• _What to work on_
Extract every line from the records below that contains the word "true".

• _Records_
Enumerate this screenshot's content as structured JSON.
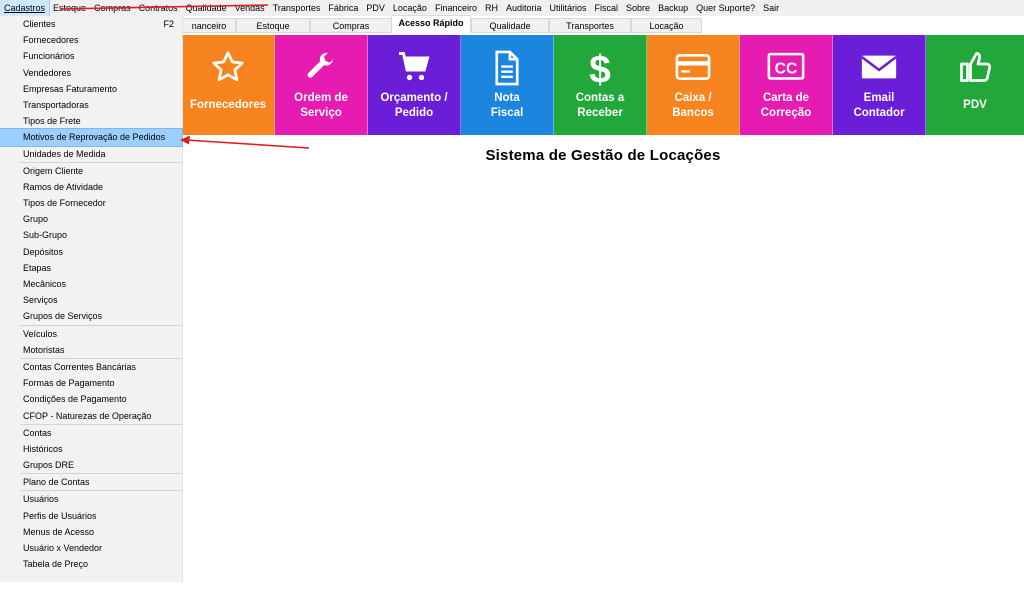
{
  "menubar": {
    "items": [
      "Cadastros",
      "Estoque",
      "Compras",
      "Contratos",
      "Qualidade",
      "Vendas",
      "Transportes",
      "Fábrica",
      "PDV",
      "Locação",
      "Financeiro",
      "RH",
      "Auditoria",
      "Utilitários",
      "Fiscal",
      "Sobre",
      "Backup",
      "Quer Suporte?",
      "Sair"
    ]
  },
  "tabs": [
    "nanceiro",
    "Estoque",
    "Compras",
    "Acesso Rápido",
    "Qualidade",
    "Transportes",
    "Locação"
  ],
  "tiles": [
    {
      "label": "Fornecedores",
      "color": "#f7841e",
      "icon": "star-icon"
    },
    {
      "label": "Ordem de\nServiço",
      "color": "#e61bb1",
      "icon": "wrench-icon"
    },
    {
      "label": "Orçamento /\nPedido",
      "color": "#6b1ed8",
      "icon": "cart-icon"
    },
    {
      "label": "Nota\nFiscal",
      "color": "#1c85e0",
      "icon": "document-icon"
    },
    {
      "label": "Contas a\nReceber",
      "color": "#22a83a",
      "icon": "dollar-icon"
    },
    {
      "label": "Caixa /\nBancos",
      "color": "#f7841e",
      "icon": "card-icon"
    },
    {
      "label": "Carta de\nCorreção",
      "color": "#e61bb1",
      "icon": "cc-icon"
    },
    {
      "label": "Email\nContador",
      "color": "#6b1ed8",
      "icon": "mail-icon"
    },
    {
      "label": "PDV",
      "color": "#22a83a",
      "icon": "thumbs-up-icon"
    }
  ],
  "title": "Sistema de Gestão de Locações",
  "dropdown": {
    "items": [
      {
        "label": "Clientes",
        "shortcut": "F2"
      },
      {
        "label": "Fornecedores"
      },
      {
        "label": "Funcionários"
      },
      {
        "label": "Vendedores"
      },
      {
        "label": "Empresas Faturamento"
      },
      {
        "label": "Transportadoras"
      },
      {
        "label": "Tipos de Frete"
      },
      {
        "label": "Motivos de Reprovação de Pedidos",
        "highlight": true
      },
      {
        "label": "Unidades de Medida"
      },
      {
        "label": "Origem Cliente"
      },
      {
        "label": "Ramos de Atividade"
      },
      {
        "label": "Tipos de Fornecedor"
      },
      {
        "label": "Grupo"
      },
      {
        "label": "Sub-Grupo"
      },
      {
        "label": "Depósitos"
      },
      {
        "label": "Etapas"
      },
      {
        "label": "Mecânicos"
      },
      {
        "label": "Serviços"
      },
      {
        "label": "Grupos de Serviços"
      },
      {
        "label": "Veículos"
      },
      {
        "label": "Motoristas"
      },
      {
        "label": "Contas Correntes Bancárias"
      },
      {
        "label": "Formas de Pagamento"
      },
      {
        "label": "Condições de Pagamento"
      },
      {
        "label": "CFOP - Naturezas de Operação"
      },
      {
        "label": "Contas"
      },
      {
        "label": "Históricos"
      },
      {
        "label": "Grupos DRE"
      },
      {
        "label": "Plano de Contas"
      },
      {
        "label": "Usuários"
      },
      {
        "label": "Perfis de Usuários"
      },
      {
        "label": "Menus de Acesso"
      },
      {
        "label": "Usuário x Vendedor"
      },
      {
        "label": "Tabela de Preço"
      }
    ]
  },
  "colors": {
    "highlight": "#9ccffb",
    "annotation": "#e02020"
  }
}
--
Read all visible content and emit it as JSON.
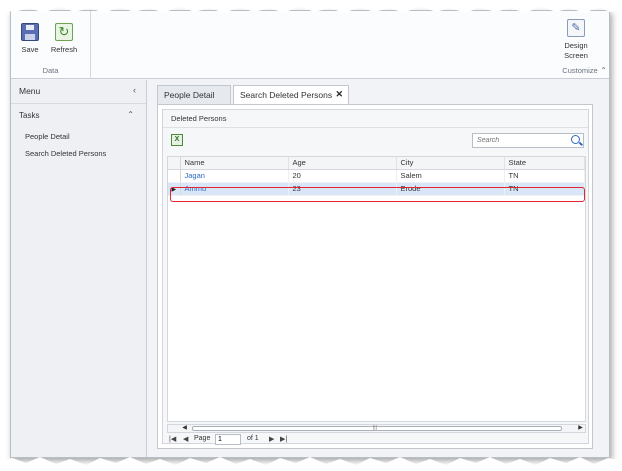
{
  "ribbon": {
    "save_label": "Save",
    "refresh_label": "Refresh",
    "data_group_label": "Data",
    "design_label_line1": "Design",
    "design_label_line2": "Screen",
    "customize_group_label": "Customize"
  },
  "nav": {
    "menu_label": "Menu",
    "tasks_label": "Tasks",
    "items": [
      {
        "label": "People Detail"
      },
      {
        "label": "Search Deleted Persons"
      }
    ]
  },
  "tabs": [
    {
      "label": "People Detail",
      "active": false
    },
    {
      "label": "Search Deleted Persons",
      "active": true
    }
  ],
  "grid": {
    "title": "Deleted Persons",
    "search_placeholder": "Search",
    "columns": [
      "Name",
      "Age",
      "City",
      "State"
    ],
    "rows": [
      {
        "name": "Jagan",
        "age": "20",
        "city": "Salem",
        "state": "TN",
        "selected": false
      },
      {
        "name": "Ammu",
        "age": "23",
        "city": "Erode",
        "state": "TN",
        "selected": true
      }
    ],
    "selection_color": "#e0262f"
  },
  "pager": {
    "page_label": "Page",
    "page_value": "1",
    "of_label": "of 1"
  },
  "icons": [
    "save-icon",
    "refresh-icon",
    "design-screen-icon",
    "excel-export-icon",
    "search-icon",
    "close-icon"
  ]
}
---
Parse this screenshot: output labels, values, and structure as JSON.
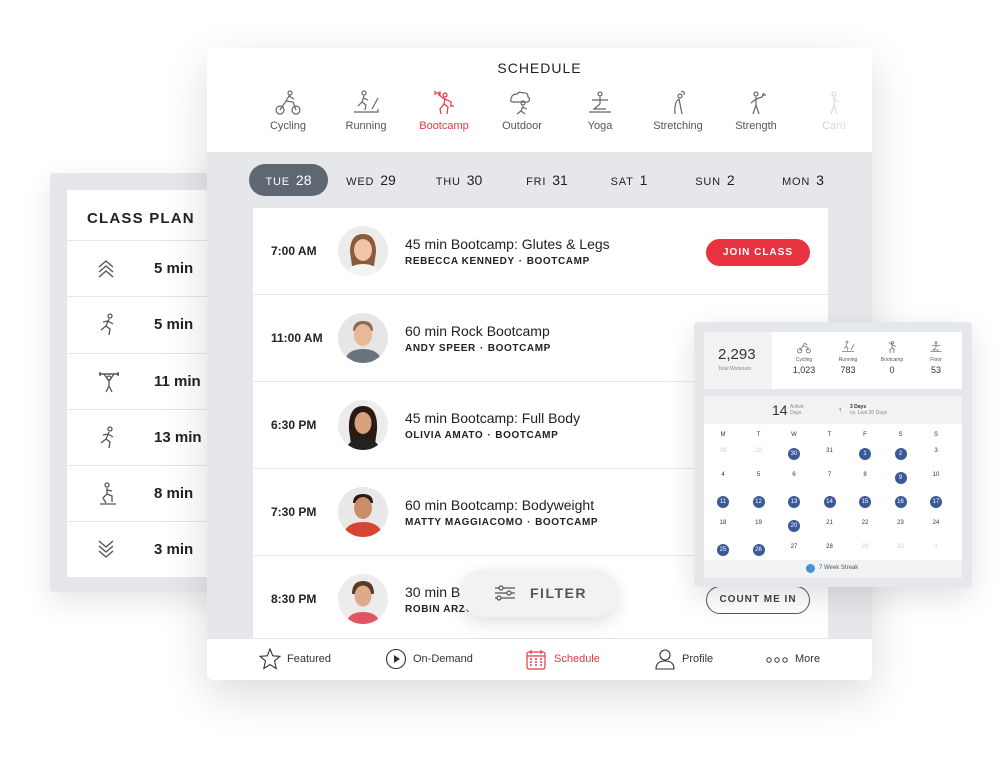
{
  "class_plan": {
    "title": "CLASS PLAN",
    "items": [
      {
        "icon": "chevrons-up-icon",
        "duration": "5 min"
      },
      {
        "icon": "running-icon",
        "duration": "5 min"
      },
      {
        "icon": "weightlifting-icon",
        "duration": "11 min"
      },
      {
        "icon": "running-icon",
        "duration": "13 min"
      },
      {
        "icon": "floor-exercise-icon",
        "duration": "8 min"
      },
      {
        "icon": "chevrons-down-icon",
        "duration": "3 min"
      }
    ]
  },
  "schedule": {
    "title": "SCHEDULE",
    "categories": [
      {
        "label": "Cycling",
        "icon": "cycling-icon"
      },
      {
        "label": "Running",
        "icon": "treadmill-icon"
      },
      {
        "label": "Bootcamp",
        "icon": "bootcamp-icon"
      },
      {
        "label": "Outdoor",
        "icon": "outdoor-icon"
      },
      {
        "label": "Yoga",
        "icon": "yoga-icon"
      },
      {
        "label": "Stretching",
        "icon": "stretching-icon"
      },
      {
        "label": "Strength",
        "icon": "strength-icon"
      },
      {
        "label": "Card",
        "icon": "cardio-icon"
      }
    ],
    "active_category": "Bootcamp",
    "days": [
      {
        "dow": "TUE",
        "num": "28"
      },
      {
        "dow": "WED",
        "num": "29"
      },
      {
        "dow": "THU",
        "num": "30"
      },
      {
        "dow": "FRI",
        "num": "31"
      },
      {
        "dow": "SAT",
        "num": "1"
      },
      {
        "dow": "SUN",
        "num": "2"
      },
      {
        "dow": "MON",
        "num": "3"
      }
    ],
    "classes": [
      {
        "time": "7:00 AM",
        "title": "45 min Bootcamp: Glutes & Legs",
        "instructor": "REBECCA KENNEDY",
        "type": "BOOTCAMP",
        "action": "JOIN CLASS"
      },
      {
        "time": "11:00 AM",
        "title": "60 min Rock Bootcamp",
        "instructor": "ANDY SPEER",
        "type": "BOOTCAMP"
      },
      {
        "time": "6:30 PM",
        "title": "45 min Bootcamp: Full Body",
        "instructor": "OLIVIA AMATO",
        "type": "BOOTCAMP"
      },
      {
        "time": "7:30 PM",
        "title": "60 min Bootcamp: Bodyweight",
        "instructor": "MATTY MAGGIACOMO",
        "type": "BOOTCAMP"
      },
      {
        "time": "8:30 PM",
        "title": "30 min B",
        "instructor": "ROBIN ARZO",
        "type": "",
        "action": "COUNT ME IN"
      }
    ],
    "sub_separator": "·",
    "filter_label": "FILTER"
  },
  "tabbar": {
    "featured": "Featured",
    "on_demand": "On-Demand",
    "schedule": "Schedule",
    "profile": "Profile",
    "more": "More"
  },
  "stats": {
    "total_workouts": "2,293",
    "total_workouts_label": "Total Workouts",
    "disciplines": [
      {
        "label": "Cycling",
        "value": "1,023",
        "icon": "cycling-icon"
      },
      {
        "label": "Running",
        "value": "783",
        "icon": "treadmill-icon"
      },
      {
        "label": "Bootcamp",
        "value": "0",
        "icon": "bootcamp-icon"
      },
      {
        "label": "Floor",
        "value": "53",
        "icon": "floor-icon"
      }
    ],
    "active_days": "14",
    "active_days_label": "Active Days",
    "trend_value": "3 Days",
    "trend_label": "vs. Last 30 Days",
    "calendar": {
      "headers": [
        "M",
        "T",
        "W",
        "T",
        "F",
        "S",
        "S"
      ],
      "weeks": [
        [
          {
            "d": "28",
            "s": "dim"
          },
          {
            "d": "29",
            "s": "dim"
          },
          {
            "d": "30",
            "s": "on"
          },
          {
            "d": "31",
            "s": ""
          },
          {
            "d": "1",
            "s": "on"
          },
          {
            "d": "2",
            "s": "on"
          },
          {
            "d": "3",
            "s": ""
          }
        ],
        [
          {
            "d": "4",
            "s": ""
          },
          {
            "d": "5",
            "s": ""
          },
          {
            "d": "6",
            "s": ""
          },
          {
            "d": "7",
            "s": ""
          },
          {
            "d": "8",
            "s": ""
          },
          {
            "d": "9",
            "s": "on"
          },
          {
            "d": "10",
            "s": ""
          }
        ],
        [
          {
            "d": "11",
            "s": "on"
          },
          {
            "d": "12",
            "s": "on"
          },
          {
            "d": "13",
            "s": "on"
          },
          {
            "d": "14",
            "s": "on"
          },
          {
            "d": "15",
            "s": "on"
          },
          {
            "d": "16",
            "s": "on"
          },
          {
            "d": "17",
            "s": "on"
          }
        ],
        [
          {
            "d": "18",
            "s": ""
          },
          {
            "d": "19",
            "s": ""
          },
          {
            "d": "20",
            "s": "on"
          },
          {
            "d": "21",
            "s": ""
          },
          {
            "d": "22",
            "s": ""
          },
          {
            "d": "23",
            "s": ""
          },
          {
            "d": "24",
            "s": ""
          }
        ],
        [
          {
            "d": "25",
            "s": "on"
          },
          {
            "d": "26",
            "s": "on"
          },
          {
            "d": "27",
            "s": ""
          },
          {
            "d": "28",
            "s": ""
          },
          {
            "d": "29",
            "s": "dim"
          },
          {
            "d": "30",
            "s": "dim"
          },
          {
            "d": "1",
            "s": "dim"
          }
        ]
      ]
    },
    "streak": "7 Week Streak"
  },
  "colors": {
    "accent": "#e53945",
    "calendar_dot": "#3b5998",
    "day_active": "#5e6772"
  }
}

• _In response_
        "highlight": true
      "active": true
        "selected": true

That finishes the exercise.